++++ Dataset entries ++++
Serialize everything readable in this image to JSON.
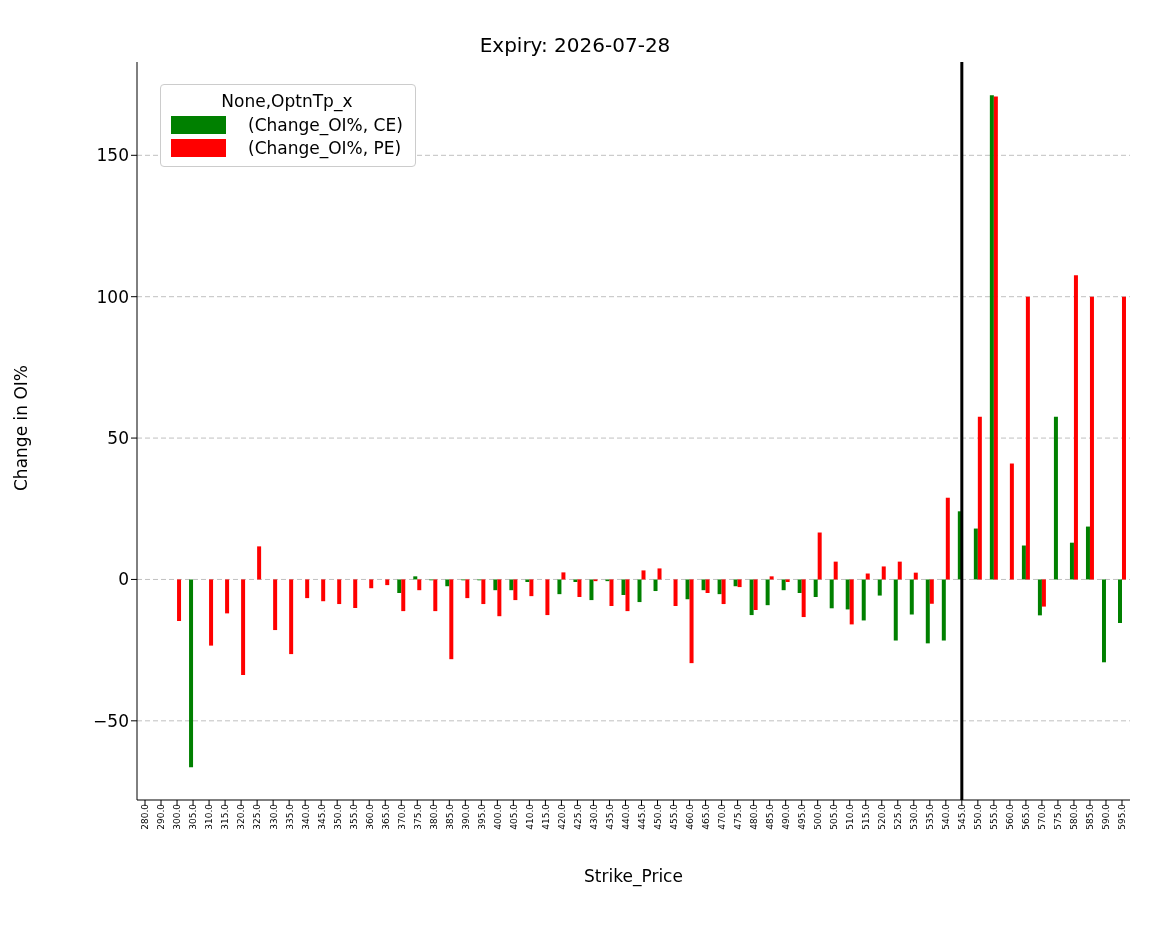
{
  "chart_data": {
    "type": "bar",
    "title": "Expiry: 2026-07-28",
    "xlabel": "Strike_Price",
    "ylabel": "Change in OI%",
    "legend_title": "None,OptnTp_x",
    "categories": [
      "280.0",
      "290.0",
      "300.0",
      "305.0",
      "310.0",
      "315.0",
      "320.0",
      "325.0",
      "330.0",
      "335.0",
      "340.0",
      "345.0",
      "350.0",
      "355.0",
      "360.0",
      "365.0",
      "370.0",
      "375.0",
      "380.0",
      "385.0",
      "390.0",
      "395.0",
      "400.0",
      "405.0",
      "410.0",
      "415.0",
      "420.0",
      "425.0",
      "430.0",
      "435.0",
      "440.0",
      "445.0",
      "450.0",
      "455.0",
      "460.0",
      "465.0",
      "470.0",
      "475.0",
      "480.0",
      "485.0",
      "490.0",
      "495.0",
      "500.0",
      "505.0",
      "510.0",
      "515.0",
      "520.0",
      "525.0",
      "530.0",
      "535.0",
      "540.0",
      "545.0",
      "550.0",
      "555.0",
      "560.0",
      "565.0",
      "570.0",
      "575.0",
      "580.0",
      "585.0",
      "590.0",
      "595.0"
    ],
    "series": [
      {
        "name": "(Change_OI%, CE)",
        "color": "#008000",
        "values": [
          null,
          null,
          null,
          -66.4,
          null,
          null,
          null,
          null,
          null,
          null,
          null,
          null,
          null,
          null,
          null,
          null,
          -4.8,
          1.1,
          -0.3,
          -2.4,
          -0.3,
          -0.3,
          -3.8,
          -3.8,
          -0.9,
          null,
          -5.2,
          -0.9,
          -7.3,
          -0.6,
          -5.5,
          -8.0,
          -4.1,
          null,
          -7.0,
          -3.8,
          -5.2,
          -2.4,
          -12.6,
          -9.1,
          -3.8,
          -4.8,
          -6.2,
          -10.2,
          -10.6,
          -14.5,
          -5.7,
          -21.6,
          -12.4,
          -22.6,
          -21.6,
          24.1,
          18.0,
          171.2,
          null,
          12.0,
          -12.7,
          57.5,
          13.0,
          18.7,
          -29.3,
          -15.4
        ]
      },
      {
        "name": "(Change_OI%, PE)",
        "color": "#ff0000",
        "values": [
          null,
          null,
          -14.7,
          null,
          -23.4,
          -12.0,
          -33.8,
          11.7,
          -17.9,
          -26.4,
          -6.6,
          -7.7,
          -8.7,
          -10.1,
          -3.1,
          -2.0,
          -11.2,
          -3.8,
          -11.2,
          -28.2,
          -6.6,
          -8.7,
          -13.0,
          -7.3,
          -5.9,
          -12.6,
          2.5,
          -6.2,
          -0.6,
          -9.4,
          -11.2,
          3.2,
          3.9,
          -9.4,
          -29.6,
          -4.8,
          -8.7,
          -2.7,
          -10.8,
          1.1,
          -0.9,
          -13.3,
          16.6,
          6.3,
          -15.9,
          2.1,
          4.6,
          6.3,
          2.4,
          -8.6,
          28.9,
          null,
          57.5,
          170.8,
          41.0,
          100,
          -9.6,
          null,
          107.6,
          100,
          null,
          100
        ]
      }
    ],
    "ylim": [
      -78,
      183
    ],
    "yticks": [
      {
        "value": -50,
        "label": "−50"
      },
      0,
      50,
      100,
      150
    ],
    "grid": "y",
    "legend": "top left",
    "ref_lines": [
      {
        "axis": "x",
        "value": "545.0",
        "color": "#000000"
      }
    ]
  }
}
++++
++++ Dataset entries ++++
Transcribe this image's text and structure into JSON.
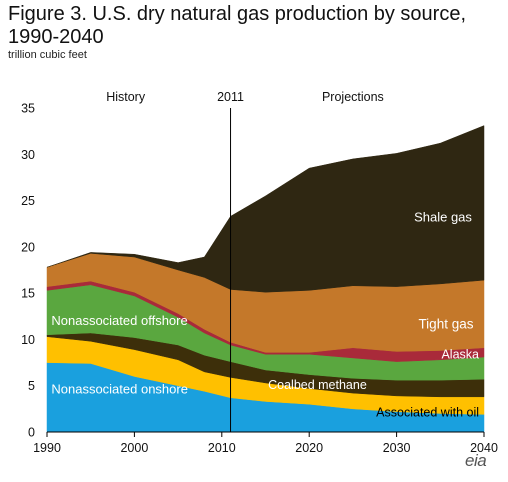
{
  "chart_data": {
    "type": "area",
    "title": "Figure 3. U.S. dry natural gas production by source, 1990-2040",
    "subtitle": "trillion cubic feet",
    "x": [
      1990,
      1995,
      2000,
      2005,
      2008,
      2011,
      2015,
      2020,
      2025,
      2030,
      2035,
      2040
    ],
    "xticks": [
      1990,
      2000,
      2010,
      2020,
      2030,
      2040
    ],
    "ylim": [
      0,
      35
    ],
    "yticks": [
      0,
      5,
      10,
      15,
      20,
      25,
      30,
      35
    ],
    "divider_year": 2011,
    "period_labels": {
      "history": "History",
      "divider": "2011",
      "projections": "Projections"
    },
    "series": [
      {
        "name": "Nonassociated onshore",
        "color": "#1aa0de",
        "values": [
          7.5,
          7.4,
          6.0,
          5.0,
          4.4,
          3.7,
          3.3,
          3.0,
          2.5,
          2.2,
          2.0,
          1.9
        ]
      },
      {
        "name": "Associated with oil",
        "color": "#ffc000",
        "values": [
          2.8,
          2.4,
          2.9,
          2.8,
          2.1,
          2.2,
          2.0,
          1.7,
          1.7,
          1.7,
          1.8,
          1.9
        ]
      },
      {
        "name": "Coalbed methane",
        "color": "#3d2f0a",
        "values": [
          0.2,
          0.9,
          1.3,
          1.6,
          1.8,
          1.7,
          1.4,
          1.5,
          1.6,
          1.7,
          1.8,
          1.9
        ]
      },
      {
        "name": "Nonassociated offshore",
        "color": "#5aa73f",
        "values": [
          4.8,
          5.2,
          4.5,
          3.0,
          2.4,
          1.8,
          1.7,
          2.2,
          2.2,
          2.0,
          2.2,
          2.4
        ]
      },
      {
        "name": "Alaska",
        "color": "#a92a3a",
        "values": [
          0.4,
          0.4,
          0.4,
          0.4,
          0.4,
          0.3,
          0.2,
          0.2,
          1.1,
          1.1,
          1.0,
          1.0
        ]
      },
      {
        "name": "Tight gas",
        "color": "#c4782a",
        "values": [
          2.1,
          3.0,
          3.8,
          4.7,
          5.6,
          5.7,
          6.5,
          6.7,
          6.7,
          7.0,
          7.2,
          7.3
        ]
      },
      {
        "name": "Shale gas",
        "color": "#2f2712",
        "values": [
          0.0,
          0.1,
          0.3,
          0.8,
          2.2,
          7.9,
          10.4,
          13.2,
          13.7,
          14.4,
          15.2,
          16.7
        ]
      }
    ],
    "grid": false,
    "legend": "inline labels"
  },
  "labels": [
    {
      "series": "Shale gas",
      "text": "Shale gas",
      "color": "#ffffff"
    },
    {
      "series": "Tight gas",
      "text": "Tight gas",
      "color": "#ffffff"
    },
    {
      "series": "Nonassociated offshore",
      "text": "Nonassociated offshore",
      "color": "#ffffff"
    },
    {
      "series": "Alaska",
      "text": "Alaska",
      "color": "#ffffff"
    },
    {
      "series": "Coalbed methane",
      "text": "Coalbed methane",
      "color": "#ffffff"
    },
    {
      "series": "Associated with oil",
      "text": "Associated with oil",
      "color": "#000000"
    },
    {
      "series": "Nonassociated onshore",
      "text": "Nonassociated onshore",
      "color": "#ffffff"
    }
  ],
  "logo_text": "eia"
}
++++
Filter lines by "Shale" and return each hit.

        "name": "Shale gas",
      "series": "Shale gas",
      "text": "Shale gas",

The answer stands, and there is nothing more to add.